ITEMS:
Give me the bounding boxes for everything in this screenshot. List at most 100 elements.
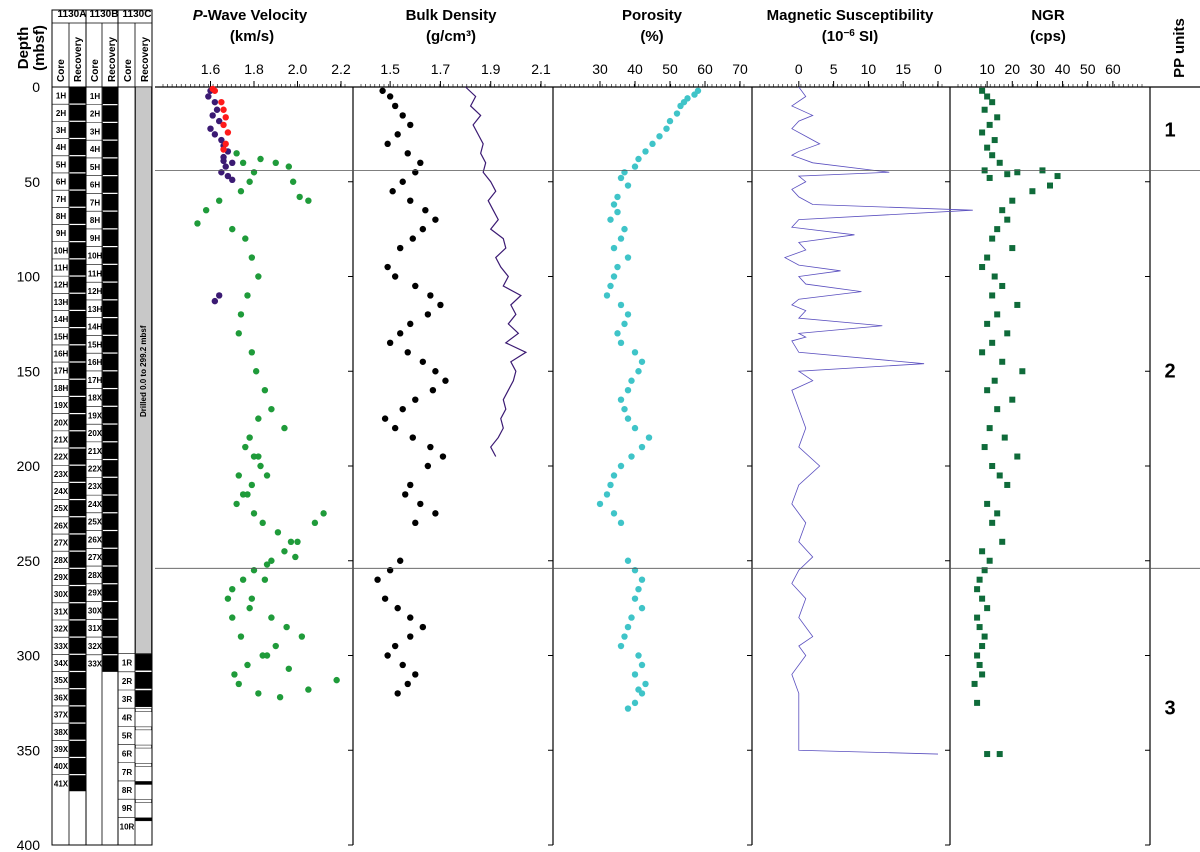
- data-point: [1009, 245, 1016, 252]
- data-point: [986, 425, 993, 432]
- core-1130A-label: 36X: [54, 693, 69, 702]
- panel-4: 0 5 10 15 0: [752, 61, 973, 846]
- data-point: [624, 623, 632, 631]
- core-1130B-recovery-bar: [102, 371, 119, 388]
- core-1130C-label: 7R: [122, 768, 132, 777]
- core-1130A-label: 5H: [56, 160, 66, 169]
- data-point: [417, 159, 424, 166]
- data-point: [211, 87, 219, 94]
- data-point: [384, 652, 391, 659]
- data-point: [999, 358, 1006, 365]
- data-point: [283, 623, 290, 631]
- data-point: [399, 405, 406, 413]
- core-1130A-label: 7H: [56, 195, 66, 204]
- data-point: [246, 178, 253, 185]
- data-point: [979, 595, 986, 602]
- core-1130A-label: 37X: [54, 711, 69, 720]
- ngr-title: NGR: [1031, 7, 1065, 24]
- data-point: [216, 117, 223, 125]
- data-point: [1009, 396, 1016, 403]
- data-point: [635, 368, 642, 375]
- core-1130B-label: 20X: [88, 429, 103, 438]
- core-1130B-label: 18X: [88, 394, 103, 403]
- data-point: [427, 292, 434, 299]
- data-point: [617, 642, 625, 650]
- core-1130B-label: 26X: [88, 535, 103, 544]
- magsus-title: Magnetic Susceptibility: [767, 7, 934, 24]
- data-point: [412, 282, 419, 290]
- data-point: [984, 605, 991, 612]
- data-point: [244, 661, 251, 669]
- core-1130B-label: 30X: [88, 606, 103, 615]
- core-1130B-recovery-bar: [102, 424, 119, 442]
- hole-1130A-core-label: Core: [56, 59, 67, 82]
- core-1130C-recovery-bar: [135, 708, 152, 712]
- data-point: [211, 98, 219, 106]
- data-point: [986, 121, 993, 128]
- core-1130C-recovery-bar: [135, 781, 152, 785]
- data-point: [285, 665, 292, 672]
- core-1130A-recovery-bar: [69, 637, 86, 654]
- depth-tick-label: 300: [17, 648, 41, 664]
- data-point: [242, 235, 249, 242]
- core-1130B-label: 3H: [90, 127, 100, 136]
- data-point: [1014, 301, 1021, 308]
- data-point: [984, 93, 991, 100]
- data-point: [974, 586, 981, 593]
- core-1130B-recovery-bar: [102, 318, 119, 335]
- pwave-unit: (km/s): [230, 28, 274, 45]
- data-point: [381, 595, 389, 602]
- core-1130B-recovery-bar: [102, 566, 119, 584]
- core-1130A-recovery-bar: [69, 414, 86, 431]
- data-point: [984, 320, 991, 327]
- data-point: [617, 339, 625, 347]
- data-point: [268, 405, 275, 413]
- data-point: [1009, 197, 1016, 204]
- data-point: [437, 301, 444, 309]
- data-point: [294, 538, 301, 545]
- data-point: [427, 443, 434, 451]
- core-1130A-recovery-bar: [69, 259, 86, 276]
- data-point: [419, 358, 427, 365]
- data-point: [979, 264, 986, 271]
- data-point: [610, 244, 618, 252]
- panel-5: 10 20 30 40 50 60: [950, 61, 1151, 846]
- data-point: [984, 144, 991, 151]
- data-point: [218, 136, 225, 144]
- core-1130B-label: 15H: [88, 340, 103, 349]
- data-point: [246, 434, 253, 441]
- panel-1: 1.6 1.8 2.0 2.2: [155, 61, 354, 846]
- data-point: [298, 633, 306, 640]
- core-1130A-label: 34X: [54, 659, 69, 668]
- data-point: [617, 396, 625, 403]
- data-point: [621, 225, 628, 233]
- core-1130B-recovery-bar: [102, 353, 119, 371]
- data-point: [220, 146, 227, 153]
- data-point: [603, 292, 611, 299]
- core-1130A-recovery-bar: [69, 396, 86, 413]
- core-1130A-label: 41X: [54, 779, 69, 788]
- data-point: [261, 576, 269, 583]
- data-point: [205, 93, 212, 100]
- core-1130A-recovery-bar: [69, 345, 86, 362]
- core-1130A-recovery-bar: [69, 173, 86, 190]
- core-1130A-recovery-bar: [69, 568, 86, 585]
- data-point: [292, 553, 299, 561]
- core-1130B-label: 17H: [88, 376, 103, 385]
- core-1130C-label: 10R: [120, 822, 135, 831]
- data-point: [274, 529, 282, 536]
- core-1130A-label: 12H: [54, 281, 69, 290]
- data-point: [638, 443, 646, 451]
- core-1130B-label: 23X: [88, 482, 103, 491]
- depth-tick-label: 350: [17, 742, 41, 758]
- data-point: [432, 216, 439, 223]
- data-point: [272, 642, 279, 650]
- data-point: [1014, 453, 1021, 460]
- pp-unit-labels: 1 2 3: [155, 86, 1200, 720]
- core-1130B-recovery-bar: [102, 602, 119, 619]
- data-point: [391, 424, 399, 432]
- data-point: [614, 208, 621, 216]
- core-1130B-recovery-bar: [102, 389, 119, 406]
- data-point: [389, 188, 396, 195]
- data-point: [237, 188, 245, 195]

* * *

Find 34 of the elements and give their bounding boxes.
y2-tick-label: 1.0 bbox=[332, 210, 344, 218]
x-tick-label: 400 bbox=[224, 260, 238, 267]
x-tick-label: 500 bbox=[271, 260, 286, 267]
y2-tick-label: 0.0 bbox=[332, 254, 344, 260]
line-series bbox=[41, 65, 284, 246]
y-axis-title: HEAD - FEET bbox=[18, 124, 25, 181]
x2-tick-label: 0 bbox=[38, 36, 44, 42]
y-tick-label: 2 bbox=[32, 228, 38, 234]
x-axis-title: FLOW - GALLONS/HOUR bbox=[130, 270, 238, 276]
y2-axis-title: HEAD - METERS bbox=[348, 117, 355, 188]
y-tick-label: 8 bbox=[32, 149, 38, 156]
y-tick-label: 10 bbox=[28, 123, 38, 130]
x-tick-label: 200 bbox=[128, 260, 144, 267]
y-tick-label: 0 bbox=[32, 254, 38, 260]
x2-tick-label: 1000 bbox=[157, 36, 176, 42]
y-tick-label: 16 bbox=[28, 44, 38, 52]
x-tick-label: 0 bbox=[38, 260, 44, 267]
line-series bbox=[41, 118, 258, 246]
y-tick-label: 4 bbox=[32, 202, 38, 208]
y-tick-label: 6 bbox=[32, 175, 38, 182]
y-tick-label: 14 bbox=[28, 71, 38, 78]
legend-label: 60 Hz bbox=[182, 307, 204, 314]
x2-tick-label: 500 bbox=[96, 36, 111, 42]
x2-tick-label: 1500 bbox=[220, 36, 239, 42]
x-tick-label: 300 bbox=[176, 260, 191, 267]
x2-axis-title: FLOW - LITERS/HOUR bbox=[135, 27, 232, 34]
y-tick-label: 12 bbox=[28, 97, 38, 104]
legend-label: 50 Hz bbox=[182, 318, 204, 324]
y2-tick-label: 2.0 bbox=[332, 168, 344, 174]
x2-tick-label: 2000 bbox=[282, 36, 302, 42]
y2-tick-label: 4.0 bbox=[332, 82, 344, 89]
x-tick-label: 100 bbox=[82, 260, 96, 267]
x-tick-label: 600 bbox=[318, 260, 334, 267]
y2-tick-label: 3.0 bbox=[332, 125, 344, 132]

WORK TO DO: Pull out each line in the records above that contains the string "elements", treating uppercase and lowercase as different, and copy those lines.

RESULT OF THIS TASK:
Give me the bounding boxes for everything in this screenshot. List at most 100 elements.
Find 34 of the elements and give their bounding boxes.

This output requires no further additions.